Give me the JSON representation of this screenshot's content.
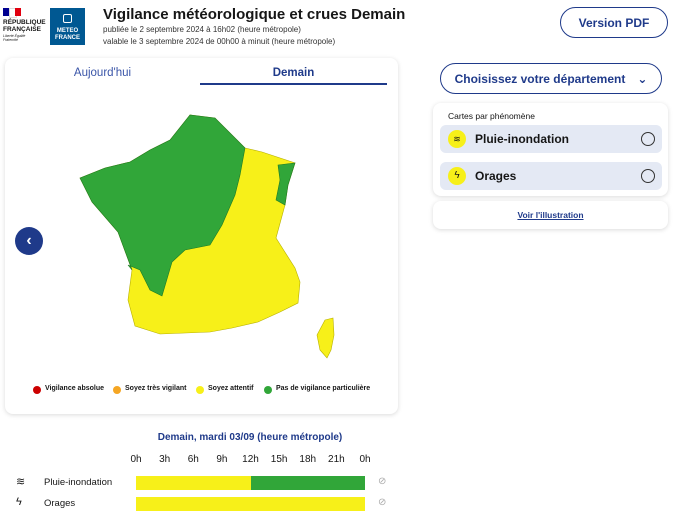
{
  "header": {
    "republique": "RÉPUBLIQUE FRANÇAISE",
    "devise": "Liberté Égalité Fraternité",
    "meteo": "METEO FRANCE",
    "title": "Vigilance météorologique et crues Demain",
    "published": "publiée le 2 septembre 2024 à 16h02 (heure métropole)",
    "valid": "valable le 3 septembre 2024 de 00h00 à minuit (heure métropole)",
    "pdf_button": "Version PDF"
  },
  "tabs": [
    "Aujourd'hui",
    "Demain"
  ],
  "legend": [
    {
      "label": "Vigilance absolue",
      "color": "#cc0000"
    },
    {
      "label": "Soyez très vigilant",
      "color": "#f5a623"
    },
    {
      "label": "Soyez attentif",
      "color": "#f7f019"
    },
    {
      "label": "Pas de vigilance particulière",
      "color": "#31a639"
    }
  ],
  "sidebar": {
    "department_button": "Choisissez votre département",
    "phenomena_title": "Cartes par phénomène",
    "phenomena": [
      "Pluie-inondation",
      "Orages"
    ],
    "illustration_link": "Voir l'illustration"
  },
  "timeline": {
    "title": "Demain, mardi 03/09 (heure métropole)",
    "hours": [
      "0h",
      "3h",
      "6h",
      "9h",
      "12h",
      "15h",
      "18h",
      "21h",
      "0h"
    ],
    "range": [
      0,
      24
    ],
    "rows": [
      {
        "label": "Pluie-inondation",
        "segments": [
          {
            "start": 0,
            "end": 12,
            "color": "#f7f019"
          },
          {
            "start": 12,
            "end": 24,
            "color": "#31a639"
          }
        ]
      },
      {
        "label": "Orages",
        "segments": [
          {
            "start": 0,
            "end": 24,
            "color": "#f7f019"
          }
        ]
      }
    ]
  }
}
************
■ Exercise description ■
Return every line above that contains the word "métropole".

■ Correct response ■
    "published": "publiée le 2 septembre 2024 à 16h02 (heure métropole)",
    "valid": "valable le 3 septembre 2024 de 00h00 à minuit (heure métropole)",
    "title": "Demain, mardi 03/09 (heure métropole)",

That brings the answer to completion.